THE EXERCISE: Any picture among the records should be left out, please; retype the rest exactly.

SUPPLIED INFORMATION:
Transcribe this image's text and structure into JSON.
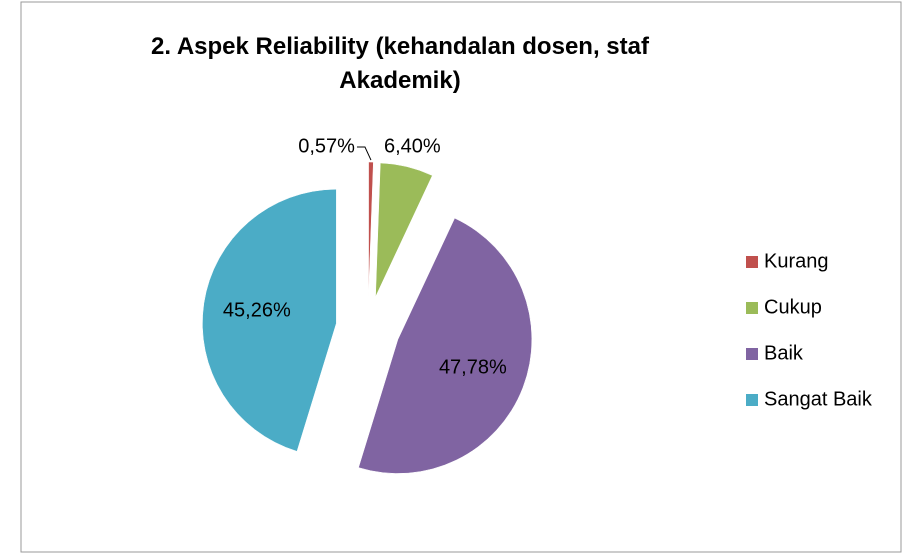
{
  "chart_data": {
    "type": "pie",
    "title": "2. Aspek Reliability (kehandalan dosen, staf Akademik)",
    "categories": [
      "Kurang",
      "Cukup",
      "Baik",
      "Sangat Baik"
    ],
    "values": [
      0.57,
      6.4,
      47.78,
      45.26
    ],
    "value_labels": [
      "0,57%",
      "6,40%",
      "47,78%",
      "45,26%"
    ],
    "colors": [
      "#c0504d",
      "#9bbb59",
      "#8064a2",
      "#4bacc6"
    ],
    "legend": "right"
  }
}
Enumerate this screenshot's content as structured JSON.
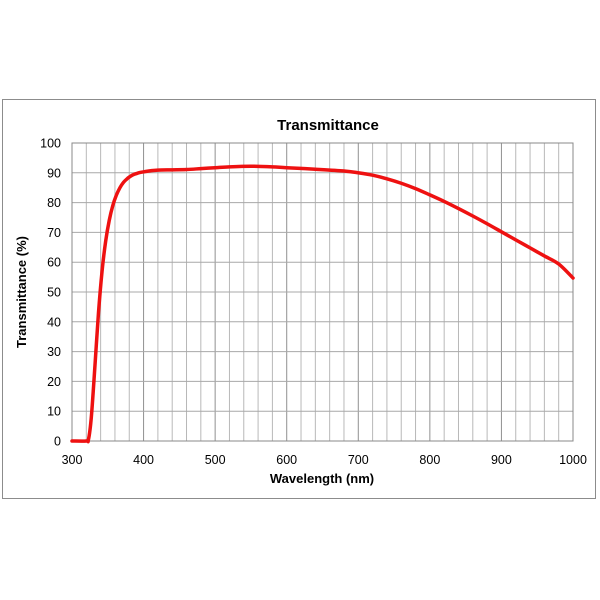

FULL OUTPUT:
Transcribe this image's text and structure into JSON.
{
  "chart_data": {
    "type": "pie",
    "title": "2. Aspek Reliability (kehandalan dosen, staf Akademik)",
    "categories": [
      "Kurang",
      "Cukup",
      "Baik",
      "Sangat Baik"
    ],
    "values": [
      0.57,
      6.4,
      47.78,
      45.26
    ],
    "value_labels": [
      "0,57%",
      "6,40%",
      "47,78%",
      "45,26%"
    ],
    "colors": [
      "#c0504d",
      "#9bbb59",
      "#8064a2",
      "#4bacc6"
    ],
    "legend": "right"
  }
}
Enumerate this screenshot's content as structured JSON.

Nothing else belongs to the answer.